— start of Page extract —
Phd thesis image compression

The time-domain encoding of the intensity information automatically optimizes the exposure time separately for each pixel instead of imposing a fixed integration time for the entire array, resulting in an exceptionally high dynamic range and improved signal to noise ratio. The pixel-individual change detector allows to reduce largely temporal redundancies, resulting in a sparse encoding of the image data. Frames are absent from this acquisition process. They can however be reconstructed, when needed, at frequencies limited only by the temporal resolution of the pixel circuits up to hundreds of kiloframes per second.

Static objects and background information, if required, can be recorded as a snapshot at the start of an acquisition; henceforth, the moving objects in the visual scene describe a spatio-temporal surface at a very high temporal resolution. In the following we will present a general way to apply linear transformations on the change detector events.
— end of Page extract —
— start of Dataset entries —
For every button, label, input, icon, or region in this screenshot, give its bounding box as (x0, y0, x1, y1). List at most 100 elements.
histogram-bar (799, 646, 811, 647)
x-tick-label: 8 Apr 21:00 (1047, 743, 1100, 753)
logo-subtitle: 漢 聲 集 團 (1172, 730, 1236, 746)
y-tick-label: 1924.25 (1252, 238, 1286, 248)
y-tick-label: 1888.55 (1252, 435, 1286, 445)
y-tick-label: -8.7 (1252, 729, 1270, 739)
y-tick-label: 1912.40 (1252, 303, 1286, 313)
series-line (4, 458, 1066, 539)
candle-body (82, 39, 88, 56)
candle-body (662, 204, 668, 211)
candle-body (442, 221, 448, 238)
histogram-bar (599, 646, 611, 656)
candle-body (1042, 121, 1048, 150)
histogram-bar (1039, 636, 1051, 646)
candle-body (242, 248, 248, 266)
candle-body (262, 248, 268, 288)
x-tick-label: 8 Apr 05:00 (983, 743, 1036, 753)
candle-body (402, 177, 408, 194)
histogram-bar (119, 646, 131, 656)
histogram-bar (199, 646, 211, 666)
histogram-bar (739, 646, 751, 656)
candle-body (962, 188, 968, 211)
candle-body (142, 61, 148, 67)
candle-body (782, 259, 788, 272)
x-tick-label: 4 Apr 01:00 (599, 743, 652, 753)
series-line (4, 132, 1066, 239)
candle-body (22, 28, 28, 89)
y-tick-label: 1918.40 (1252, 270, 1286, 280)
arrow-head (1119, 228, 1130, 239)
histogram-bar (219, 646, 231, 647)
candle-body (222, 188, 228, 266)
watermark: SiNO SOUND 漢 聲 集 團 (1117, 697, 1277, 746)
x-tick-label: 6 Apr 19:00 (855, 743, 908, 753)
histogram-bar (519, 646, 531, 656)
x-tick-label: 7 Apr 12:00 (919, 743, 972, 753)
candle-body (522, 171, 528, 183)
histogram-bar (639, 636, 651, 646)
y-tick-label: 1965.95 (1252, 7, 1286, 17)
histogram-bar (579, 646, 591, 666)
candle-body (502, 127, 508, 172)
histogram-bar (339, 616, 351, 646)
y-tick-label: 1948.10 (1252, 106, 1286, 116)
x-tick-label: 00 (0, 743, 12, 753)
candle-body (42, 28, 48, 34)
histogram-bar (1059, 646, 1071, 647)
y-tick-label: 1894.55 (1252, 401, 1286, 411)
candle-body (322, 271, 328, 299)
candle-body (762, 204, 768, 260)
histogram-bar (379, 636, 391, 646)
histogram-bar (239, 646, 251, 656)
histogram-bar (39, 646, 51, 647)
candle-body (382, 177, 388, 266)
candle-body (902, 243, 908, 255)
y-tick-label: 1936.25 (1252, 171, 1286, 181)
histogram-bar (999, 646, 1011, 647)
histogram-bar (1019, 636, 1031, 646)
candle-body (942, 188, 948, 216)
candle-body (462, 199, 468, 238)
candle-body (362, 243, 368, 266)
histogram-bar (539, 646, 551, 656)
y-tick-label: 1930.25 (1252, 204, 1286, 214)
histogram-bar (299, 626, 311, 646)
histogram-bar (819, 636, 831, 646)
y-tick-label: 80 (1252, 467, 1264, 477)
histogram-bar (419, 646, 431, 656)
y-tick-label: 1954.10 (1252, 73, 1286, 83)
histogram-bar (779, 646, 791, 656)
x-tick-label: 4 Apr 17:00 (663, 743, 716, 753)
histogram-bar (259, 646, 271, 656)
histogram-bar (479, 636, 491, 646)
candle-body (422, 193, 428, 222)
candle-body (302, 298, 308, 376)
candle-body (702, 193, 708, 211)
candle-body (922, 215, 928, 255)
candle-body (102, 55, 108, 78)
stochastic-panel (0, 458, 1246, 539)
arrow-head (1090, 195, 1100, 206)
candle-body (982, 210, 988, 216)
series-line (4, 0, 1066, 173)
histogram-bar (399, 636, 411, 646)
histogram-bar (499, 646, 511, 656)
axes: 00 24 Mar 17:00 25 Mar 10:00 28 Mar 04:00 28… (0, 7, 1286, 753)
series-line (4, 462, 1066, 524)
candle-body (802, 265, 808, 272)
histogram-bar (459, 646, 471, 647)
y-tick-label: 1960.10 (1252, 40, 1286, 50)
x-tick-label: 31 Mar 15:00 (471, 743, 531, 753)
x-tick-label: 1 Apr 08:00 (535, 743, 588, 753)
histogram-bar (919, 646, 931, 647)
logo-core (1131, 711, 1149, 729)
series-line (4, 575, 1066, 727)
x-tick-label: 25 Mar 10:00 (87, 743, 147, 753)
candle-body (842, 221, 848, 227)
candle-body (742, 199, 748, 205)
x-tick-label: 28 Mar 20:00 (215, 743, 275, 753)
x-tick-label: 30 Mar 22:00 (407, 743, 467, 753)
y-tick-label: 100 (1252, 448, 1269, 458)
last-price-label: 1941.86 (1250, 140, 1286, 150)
— end of Dataset entries —
:: Exercises ::
- 1) According to the passage on time-domain image encoding, up to what rate can frames be reconstructed when needed?
- 2) Reproduce the stretch of the passage on time-domain image encoding from "Static objects and" through "change detector events.".

:: Solution list ::
- 1) Up to hundreds of kiloframes per second.

- 2)
Static objects and background information, if required, can be recorded as a snapshot at the start of an acquisition; henceforth, the moving objects in the visual scene describe a spatio-temporal surface at a very high temporal resolution. In the following we will present a general way to apply linear transformations on the change detector events.